* **Extracted entries**:
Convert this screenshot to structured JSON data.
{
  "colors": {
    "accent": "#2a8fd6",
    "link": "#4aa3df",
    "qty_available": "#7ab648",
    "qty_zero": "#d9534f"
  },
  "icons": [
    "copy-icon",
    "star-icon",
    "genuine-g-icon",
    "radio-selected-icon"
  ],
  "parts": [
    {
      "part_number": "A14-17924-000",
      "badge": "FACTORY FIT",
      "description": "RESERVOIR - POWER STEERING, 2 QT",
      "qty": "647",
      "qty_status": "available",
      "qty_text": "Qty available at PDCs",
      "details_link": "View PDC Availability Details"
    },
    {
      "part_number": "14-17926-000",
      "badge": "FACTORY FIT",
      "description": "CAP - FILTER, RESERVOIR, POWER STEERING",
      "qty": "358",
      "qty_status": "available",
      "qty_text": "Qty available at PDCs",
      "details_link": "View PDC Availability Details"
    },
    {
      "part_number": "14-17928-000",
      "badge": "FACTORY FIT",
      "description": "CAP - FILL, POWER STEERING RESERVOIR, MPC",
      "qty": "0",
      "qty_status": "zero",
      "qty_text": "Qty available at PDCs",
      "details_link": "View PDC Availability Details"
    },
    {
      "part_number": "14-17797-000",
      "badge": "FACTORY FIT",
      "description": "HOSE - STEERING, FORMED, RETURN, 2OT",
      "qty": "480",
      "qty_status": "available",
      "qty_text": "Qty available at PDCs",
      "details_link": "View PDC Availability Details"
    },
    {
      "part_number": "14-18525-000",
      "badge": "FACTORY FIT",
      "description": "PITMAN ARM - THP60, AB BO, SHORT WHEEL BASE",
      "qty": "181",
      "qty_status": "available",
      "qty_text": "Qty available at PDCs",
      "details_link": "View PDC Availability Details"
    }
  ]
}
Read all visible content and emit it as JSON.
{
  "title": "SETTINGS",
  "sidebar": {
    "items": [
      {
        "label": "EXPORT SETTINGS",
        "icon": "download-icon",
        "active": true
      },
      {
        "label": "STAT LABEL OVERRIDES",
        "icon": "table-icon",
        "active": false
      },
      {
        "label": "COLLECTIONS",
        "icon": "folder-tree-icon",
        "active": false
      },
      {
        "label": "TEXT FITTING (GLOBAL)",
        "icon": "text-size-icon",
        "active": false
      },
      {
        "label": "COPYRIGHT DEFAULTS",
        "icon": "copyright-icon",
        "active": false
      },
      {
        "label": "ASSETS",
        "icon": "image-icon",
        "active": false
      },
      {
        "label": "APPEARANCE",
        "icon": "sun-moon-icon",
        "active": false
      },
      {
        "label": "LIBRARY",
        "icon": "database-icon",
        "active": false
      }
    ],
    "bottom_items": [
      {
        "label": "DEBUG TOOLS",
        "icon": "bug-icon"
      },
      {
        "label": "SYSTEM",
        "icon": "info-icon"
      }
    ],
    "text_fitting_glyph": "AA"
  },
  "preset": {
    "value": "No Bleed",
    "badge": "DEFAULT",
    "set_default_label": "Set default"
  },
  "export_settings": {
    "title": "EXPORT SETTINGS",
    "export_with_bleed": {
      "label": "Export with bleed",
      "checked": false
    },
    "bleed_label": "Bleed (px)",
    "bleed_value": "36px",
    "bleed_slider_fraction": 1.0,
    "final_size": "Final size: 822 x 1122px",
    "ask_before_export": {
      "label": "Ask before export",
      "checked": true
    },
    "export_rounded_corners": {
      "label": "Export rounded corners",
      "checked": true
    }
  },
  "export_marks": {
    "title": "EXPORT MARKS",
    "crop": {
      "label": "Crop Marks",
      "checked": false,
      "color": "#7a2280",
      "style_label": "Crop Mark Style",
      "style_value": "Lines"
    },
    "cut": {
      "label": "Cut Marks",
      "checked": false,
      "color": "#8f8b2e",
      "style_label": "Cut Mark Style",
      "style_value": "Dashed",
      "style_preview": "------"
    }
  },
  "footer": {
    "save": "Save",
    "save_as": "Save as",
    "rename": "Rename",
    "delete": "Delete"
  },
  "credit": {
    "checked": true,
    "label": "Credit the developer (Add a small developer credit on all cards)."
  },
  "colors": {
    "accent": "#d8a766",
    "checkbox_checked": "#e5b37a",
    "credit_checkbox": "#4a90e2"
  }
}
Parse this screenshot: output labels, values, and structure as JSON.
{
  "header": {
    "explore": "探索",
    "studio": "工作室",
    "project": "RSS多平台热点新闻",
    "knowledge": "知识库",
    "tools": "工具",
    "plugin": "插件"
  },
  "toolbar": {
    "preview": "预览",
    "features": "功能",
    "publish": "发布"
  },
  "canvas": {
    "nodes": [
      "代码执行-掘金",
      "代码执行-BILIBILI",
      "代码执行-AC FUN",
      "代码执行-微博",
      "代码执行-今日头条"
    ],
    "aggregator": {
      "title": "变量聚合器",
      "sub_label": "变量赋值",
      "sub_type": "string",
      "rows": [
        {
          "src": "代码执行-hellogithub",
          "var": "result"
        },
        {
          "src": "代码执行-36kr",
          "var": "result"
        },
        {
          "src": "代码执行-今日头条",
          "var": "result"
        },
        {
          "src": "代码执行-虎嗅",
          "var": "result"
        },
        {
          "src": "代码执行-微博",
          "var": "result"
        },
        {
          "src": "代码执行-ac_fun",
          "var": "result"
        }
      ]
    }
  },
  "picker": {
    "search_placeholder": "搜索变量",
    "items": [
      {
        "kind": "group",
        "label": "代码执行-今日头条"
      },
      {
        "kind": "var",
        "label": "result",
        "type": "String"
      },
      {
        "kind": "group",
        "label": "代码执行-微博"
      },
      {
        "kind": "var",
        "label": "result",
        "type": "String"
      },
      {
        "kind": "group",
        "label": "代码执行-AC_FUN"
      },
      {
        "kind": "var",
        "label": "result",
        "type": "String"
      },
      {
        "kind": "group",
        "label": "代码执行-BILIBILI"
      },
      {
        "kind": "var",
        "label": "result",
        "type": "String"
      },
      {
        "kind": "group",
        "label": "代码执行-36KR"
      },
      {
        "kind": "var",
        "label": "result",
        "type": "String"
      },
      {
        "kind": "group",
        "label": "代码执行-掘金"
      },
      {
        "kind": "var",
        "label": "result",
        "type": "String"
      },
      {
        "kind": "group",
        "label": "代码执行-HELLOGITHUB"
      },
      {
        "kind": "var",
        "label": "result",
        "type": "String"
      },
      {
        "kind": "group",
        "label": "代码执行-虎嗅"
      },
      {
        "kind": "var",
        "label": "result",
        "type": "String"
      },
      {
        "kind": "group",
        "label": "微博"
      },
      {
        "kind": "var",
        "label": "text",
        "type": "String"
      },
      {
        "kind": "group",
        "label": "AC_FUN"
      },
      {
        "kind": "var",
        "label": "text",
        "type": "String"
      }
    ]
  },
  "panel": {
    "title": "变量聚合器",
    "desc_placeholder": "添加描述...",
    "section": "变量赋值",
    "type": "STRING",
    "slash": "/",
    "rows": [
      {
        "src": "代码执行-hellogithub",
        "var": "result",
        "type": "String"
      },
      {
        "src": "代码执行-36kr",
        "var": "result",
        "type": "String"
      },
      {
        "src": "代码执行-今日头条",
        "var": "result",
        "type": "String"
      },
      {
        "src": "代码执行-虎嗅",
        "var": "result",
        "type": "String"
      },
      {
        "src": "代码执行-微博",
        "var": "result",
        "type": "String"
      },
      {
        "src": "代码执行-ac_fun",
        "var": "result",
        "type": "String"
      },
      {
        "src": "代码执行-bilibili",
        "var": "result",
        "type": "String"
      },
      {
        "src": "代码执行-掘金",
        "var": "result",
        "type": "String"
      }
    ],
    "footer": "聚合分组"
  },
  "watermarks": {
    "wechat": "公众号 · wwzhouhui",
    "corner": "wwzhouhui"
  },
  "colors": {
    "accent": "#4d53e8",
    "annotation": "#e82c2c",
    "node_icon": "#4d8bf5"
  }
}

* **Your goal**: Look over the material above and show each line where "description" appears.

* **Task answer**:
      "description": "RESERVOIR - POWER STEERING, 2 QT",
      "description": "CAP - FILTER, RESERVOIR, POWER STEERING",
      "description": "CAP - FILL, POWER STEERING RESERVOIR, MPC",
      "description": "HOSE - STEERING, FORMED, RETURN, 2OT",
      "description": "PITMAN ARM - THP60, AB BO, SHORT WHEEL BASE",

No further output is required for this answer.